# Excerpted text
Friday, May 6, 2016


     The Giro starts today and I am remembering my first exposure to the excitement it brings to the fans.  In 1962 I was in the army stationed in Germany, but on leave in Bolzano, Italy.  Bolzano was (and probably still is) and lovely town, but don't ask me why I was there, I can't recall.  It may have been that my traveling companion, who had the car, suddenly left without me, but that is a story for another time and place.
     Anyhow, one afternoon I was wandering about and suddenly people started running toward a street only about a block away and chattering excitedly.  Something was up, so I joined in to see what caused the commotion.  I had my Super 8 and lined up with everyone else, camera ready.  The first cyclists caught me unprepared, but I whipped it up and caught the peloton in a blur of motion as they whistled past.  In less than a minute, everyone started dispersing.  I had no idea, since my Italian is limited to Ciao, Bella, and vino, what I had witnessed and it was much later before I linked it to the Giro.  I still have the footage, but no machine upon which to play it.  Just as well.
     But, closer to the present, this year the Cima Coppi (highest summit) is Col d'Agnel.  I have vivid memories of climbing Col d'Agnel (but I went up the side they are going down), and they are part of the chapter on my adventures with Marty Jemison and riding in the Alps in 2008.  Below is an excerpt from Gotta Go!  Cycling Vacations in Fantastic Locations.

     Day Three:  Col Agnel ~ 30 Miles

            We had a short day, with a very short warm-up, then the 20.5 km Hors Category climb.  However, we were a tad off in our timing, and should have started about an hour earlier, or ridden faster, or not ridden at all (just kidding).  Yesterday’s brilliance had been replaced by morning puffy clouds.  I brought my Camelbak, which included my rain pants (for wind protection) and wind jacket, because mountain tops are always windy.  The clouds thickened as we moved out.  This is the third-highest paved mountain pass in Europe.  My rule for mountain riding is to always have your rain gear.  My rain jacket had not made it into the Camelbak.  Serious oops!
            Marty had said the climbs were six percent on average, with some at nine percent.  Truthfully, my GPS is not all that accurate on altitudes, but the numbers I saw were four points higher than what he advertised.  I really didn’t have much energy today, no pop in the legs.  Then it started to rain.  
            Drizzle at first, then slightly harder.  About five km from the top, the cold wind came up and the temperature dropped.  Officially, they say nine degrees centigrade.  I found a spot to get my rain pants on, and Jill lent me her rain jacket.  At three km from the top, the caravan caught us.  Once the caravan comes, no one is allowed on the road.  We were stuck, cold and wet as swag came slinging our way.  Jill caught my eye, and when there was a break in the caravan and the gendarme turned his head, we started walking briskly up the road and didn’t turn around to see what the reaction was.  Marty had secured some seating area in a lodge two km from the top.  Once Jill, Roger, and I turned one switchback, we got on the bikes and rode the next couple hundred yards to where the gendarme was about to get unhappy with us, but it was at the entrance to the lodge, so we were getting off anyhow.  Marty rushed us up to place the bikes next to the rail (one floor up) and we pushed in the door and sat down on a bench.  This lodge had room for maybe fifty and probably there were over a hundred cold, shivering cycling fans ordering hot food and drinks as fast as the servers could take the orders.  The really great part is they had a big screen TV, so it was pretty much a party.

# Required actions
A) In the Giro post, rewrite the passage that begins with the words containing "But, closer to" and ends with "in Fantastic Locations.", putting "Colle dell'Agnello" wherever "Col d'Agnel" appears.
B) In the Giro post, which piece of rain gear had not made it into the writer's Camelbak?

# Supplied data
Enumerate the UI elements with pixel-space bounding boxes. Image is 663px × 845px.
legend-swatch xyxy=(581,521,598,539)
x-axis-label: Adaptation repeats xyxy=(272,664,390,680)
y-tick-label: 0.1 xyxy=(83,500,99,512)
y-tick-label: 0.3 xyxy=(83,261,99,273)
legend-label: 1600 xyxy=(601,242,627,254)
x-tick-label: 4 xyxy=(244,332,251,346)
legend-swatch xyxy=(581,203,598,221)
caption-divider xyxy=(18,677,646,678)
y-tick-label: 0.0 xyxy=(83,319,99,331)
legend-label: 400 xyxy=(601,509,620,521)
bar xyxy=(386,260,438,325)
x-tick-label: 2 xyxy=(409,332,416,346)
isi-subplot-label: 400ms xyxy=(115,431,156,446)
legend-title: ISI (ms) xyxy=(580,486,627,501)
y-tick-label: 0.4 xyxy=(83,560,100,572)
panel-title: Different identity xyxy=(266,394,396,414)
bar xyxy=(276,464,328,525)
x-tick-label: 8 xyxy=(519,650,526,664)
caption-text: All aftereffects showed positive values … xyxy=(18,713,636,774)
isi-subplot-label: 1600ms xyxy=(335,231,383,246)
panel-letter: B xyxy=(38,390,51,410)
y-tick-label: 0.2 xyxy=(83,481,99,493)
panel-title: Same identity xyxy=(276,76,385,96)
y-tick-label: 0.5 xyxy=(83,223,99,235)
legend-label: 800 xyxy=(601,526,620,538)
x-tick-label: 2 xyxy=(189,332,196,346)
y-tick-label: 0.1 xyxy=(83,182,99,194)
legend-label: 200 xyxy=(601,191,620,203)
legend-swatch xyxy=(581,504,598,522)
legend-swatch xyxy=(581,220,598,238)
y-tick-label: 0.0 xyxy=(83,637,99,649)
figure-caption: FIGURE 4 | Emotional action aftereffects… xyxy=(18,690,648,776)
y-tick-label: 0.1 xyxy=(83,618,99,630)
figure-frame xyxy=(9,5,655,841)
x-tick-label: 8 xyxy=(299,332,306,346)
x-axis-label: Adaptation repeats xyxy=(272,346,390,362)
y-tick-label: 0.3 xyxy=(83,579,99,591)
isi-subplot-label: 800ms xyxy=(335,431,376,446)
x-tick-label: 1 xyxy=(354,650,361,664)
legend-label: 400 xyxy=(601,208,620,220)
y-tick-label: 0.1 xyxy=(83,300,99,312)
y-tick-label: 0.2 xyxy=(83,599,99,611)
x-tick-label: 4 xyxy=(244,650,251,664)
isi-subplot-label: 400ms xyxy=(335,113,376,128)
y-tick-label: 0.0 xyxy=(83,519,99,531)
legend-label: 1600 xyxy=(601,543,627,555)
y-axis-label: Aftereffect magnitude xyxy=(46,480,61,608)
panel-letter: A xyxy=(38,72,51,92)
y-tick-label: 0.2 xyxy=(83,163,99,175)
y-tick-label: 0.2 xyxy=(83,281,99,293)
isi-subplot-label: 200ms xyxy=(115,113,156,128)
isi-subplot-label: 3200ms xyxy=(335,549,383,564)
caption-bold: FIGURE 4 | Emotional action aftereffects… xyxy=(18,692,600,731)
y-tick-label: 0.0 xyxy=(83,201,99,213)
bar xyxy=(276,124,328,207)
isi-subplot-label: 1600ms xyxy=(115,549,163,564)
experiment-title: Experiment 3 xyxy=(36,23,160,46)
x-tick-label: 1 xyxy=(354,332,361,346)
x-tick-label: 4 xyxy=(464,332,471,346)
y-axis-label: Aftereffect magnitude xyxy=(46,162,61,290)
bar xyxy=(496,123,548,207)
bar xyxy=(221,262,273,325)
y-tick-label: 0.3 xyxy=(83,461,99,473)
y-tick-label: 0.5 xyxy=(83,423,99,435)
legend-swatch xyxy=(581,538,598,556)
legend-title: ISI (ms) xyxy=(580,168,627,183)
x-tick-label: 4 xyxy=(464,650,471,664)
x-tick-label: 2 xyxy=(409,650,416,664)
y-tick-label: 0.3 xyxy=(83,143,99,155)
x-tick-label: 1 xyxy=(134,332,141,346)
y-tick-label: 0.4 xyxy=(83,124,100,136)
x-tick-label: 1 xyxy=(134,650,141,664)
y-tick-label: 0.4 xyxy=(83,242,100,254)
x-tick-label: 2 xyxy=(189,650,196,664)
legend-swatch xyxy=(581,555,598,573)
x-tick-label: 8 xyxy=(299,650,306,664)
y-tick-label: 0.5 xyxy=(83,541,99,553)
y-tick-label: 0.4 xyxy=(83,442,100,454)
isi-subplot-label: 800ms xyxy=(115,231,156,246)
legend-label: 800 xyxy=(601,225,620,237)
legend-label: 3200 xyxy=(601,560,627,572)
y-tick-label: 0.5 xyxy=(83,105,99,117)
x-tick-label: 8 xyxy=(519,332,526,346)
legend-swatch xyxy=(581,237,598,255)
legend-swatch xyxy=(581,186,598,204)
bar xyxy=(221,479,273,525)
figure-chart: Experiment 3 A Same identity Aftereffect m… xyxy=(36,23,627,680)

# Answers to the exercise
A)
But, closer to the present, this year the Cima Coppi (highest summit) is Colle dell'Agnello.  I have vivid memories of climbing Colle dell'Agnello (but I went up the side they are going down), and they are part of the chapter on my adventures with Marty Jemison and riding in the Alps in 2008.  Below is an excerpt from Gotta Go!  Cycling Vacations in Fantastic Locations.

B) The rain jacket.